==== Data section
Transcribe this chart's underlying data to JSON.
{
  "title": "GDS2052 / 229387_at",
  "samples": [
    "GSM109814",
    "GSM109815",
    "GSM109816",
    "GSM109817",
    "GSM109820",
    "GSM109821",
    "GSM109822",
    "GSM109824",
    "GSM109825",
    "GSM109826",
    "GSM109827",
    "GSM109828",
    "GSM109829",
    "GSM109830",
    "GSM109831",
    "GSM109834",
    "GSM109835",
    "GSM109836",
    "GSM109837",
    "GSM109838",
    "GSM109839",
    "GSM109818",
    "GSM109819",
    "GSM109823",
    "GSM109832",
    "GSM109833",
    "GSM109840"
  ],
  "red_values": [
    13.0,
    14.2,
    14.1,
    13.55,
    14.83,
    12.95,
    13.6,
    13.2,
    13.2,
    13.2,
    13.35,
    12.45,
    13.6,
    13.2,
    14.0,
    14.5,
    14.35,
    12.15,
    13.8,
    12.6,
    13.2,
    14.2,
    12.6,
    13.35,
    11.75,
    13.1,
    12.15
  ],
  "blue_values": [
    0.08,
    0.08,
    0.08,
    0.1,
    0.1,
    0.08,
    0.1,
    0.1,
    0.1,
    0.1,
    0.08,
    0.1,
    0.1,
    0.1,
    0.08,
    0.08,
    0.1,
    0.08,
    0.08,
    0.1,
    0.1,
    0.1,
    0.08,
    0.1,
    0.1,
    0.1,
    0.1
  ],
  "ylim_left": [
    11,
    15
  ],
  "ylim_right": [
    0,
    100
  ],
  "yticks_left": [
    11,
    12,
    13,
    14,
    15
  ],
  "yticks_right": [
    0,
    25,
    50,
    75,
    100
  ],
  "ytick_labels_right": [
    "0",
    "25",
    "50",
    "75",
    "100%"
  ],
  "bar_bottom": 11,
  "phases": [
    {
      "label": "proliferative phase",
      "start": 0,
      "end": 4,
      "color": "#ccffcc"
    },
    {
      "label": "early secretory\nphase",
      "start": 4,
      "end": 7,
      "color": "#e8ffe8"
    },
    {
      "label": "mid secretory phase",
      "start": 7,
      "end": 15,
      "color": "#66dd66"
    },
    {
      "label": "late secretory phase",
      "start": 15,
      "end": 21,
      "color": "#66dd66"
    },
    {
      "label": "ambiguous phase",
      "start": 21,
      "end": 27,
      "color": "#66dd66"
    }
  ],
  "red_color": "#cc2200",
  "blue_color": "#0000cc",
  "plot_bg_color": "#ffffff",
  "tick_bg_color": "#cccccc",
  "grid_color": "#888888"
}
========
→ What you will do
Go through the records above and retype each one exactly.

→ Answer to this problem
Transcribe this chart's underlying data to JSON.
{
  "title": "GDS2052 / 229387_at",
  "samples": [
    "GSM109814",
    "GSM109815",
    "GSM109816",
    "GSM109817",
    "GSM109820",
    "GSM109821",
    "GSM109822",
    "GSM109824",
    "GSM109825",
    "GSM109826",
    "GSM109827",
    "GSM109828",
    "GSM109829",
    "GSM109830",
    "GSM109831",
    "GSM109834",
    "GSM109835",
    "GSM109836",
    "GSM109837",
    "GSM109838",
    "GSM109839",
    "GSM109818",
    "GSM109819",
    "GSM109823",
    "GSM109832",
    "GSM109833",
    "GSM109840"
  ],
  "red_values": [
    13.0,
    14.2,
    14.1,
    13.55,
    14.83,
    12.95,
    13.6,
    13.2,
    13.2,
    13.2,
    13.35,
    12.45,
    13.6,
    13.2,
    14.0,
    14.5,
    14.35,
    12.15,
    13.8,
    12.6,
    13.2,
    14.2,
    12.6,
    13.35,
    11.75,
    13.1,
    12.15
  ],
  "blue_values": [
    0.08,
    0.08,
    0.08,
    0.1,
    0.1,
    0.08,
    0.1,
    0.1,
    0.1,
    0.1,
    0.08,
    0.1,
    0.1,
    0.1,
    0.08,
    0.08,
    0.1,
    0.08,
    0.08,
    0.1,
    0.1,
    0.1,
    0.08,
    0.1,
    0.1,
    0.1,
    0.1
  ],
  "ylim_left": [
    11,
    15
  ],
  "ylim_right": [
    0,
    100
  ],
  "yticks_left": [
    11,
    12,
    13,
    14,
    15
  ],
  "yticks_right": [
    0,
    25,
    50,
    75,
    100
  ],
  "ytick_labels_right": [
    "0",
    "25",
    "50",
    "75",
    "100%"
  ],
  "bar_bottom": 11,
  "phases": [
    {
      "label": "proliferative phase",
      "start": 0,
      "end": 4,
      "color": "#ccffcc"
    },
    {
      "label": "early secretory\nphase",
      "start": 4,
      "end": 7,
      "color": "#e8ffe8"
    },
    {
      "label": "mid secretory phase",
      "start": 7,
      "end": 15,
      "color": "#66dd66"
    },
    {
      "label": "late secretory phase",
      "start": 15,
      "end": 21,
      "color": "#66dd66"
    },
    {
      "label": "ambiguous phase",
      "start": 21,
      "end": 27,
      "color": "#66dd66"
    }
  ],
  "red_color": "#cc2200",
  "blue_color": "#0000cc",
  "plot_bg_color": "#ffffff",
  "tick_bg_color": "#cccccc",
  "grid_color": "#888888"
}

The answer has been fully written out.